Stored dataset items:
## Begin

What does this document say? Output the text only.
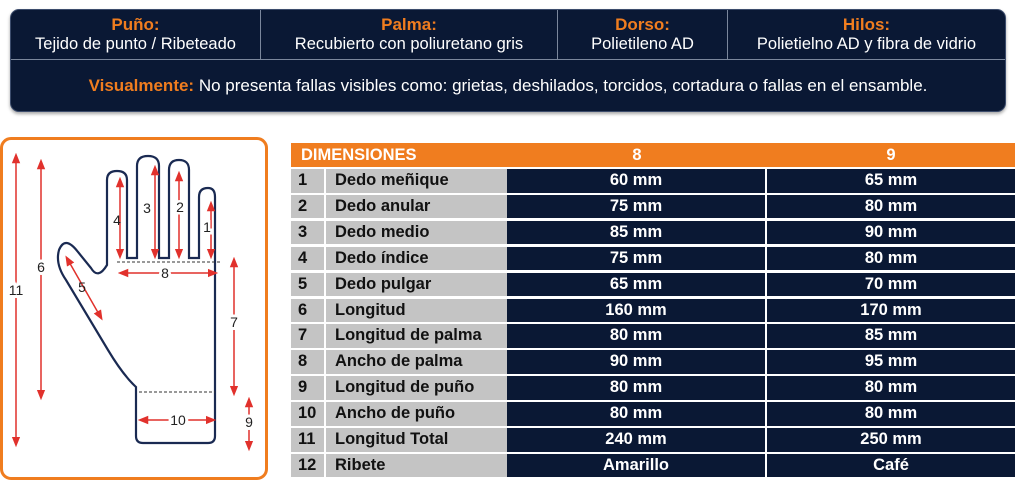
Puño:
Tejido de punto / Ribeteado
Palma:
Recubierto con poliuretano gris
Dorso:
Polietileno AD
Hilos:
Polietielno AD y fibra de vidrio
Visualmente: No presenta fallas visibles como: grietas, deshilados, torcidos, cortadura o fallas en el ensamble.
1
2
3
4
5
6
7
8
9
10
11
DIMENSIONES	8	9
1	Dedo meñique	60 mm	65 mm
2	Dedo anular	75 mm	80 mm
3	Dedo medio	85 mm	90 mm
4	Dedo índice	75 mm	80 mm
5	Dedo pulgar	65 mm	70 mm
6	Longitud	160 mm	170 mm
7	Longitud de palma	80 mm	85 mm
8	Ancho de palma	90 mm	95 mm
9	Longitud de puño	80 mm	80 mm
10	Ancho de puño	80 mm	80 mm
11	Longitud Total	240 mm	250 mm
12	Ribete	Amarillo	Café
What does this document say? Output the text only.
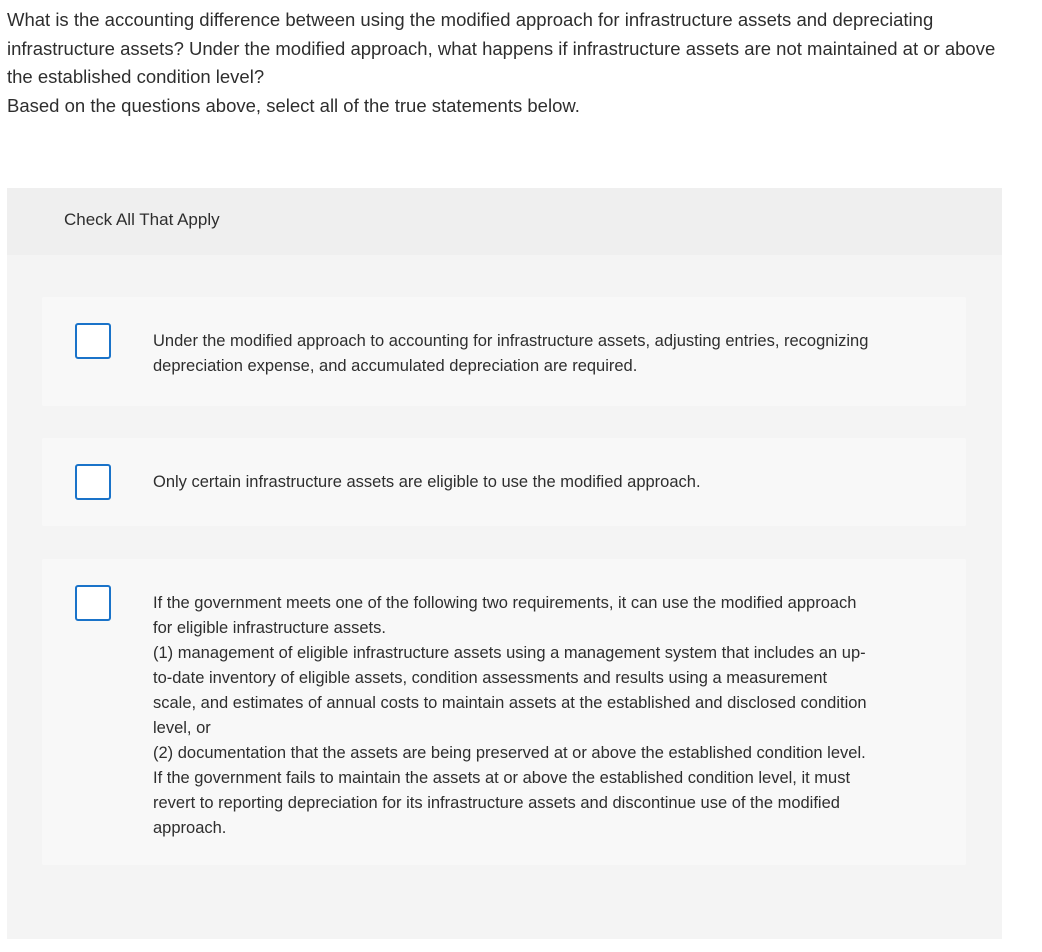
What is the accounting difference between using the modified approach for infrastructure assets and depreciating infrastructure assets? Under the modified approach, what happens if infrastructure assets are not maintained at or above the established condition level?

Based on the questions above, select all of the true statements below.

Check All That Apply

Under the modified approach to accounting for infrastructure assets, adjusting entries, recognizing depreciation expense, and accumulated depreciation are required.

Only certain infrastructure assets are eligible to use the modified approach.

If the government meets one of the following two requirements, it can use the modified approach for eligible infrastructure assets.

(1) management of eligible infrastructure assets using a management system that includes an up-to-date inventory of eligible assets, condition assessments and results using a measurement scale, and estimates of annual costs to maintain assets at the established and disclosed condition level, or

(2) documentation that the assets are being preserved at or above the established condition level. If the government fails to maintain the assets at or above the established condition level, it must revert to reporting depreciation for its infrastructure assets and discontinue use of the modified approach.
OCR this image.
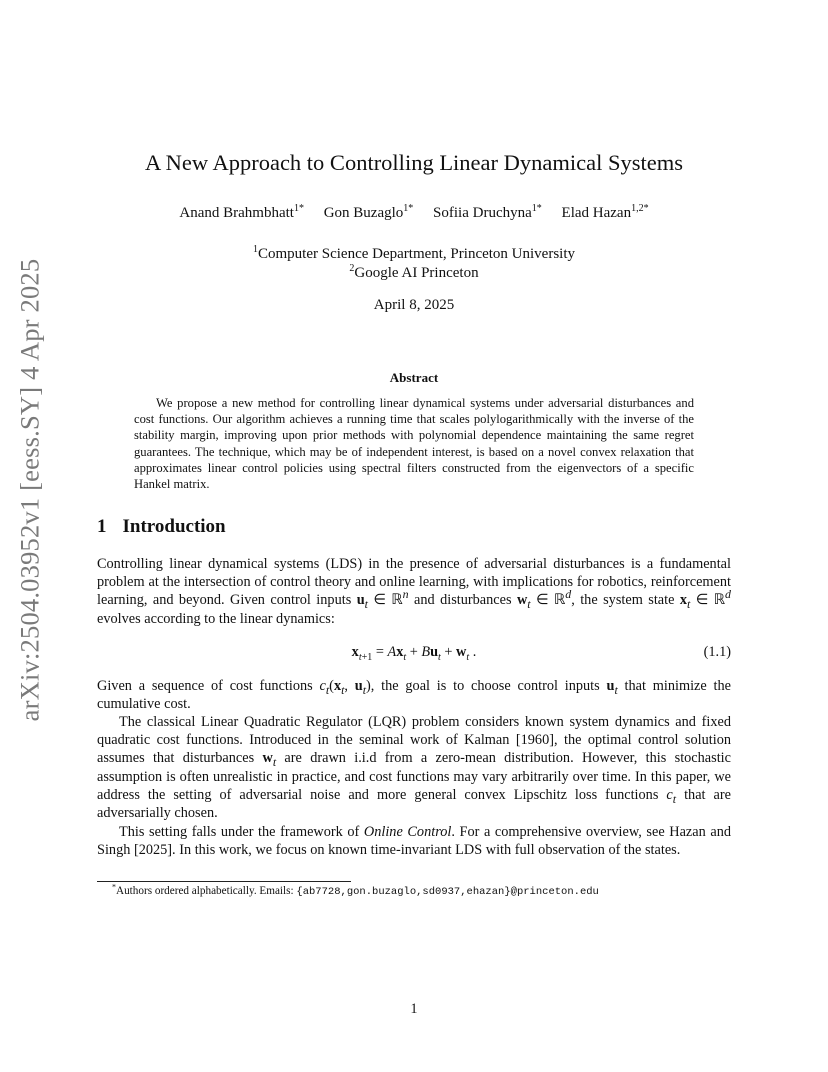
arXiv:2504.03952v1 [eess.SY] 4 Apr 2025
A New Approach to Controlling Linear Dynamical Systems
Anand Brahmbhatt$^{1*}$ Gon Buzaglo$^{1*}$ Sofiia Druchyna$^{1*}$ Elad Hazan$^{1,2*}$
$^1$Computer Science Department, Princeton University
$^2$Google AI Princeton
April 8, 2025
Abstract
We propose a new method for controlling linear dynamical systems under adversarial disturbances and cost functions. Our algorithm achieves a running time that scales polylogarithmically with the inverse of the stability margin, improving upon prior methods with polynomial dependence maintaining the same regret guarantees. The technique, which may be of independent interest, is based on a novel convex relaxation that approximates linear control policies using spectral filters constructed from the eigenvectors of a specific Hankel matrix.
1 Introduction

Controlling linear dynamical systems (LDS) in the presence of adversarial disturbances is a fundamental problem at the intersection of control theory and online learning, with implications for robotics, reinforcement learning, and beyond. Given control inputs $u_t$ ∈ ℝ$^n$ and disturbances $w_t$ ∈ ℝ$^d$, the system state $x_t$ ∈ ℝ$^d$ evolves according to the linear dynamics:

$x_{t+1} = Ax_t + Bu_t + w_t$ .	(1.1)

Given a sequence of cost functions $c_t(x_t$, $u_t$), the goal is to choose control inputs $u_t$ that minimize the cumulative cost.

The classical Linear Quadratic Regulator (LQR) problem considers known system dynamics and fixed quadratic cost functions. Introduced in the seminal work of Kalman [1960], the optimal control solution assumes that disturbances $w_t$ are drawn i.i.d from a zero-mean distribution. However, this stochastic assumption is often unrealistic in practice, and cost functions may vary arbitrarily over time. In this paper, we address the setting of adversarial noise and more general convex Lipschitz loss functions $c_t$ that are adversarially chosen.

This setting falls under the framework of Online Control. For a comprehensive overview, see Hazan and Singh [2025]. In this work, we focus on known time-invariant LDS with full observation of the states.

*Authors ordered alphabetically. Emails: {ab7728,gon.buzaglo,sd0937,ehazan}@princeton.edu
1
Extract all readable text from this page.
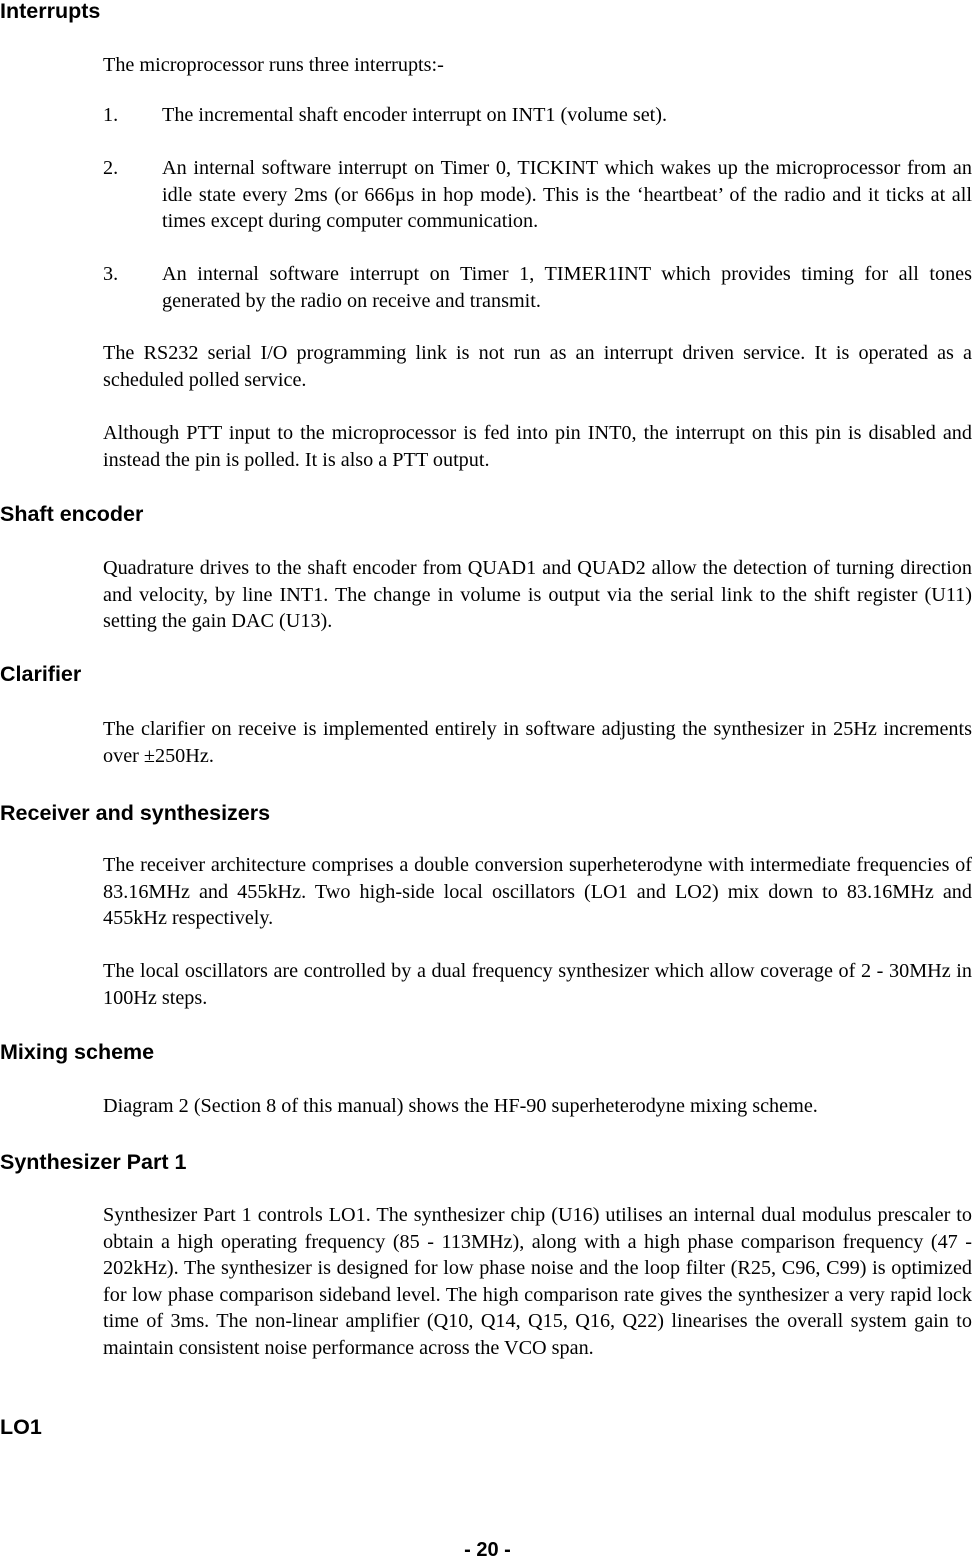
Interrupts

The microprocessor runs three interrupts:-

1. The incremental shaft encoder interrupt on INT1 (volume set).

2. An internal software interrupt on Timer 0, TICKINT which wakes up the microprocessor from an idle state every 2ms (or 666µs in hop mode). This is the ‘heartbeat’ of the radio and it ticks at all times except during computer communication.

3. An internal software interrupt on Timer 1, TIMER1INT which provides timing for all tones generated by the radio on receive and transmit.

The RS232 serial I/O programming link is not run as an interrupt driven service. It is operated as a scheduled polled service.

Although PTT input to the microprocessor is fed into pin INT0, the interrupt on this pin is disabled and instead the pin is polled. It is also a PTT output.

Shaft encoder

Quadrature drives to the shaft encoder from QUAD1 and QUAD2 allow the detection of turning direction and velocity, by line INT1. The change in volume is output via the serial link to the shift register (U11) setting the gain DAC (U13).

Clarifier

The clarifier on receive is implemented entirely in software adjusting the synthesizer in 25Hz increments over ±250Hz.

Receiver and synthesizers

The receiver architecture comprises a double conversion superheterodyne with intermediate frequencies of 83.16MHz and 455kHz. Two high-side local oscillators (LO1 and LO2) mix down to 83.16MHz and 455kHz respectively.

The local oscillators are controlled by a dual frequency synthesizer which allow coverage of 2 - 30MHz in 100Hz steps.

Mixing scheme

Diagram 2 (Section 8 of this manual) shows the HF-90 superheterodyne mixing scheme.

Synthesizer Part 1

Synthesizer Part 1 controls LO1. The synthesizer chip (U16) utilises an internal dual modulus prescaler to obtain a high operating frequency (85 - 113MHz), along with a high phase comparison frequency (47 - 202kHz). The synthesizer is designed for low phase noise and the loop filter (R25, C96, C99) is optimized for low phase comparison sideband level. The high comparison rate gives the synthesizer a very rapid lock time of 3ms. The non-linear amplifier (Q10, Q14, Q15, Q16, Q22) linearises the overall system gain to maintain consistent noise performance across the VCO span.

LO1

- 20 -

## End

* _Written problem_: The records are above. How many lines in them contain the word "Ancho"? Give the number alone.

* _Response to this task_: 2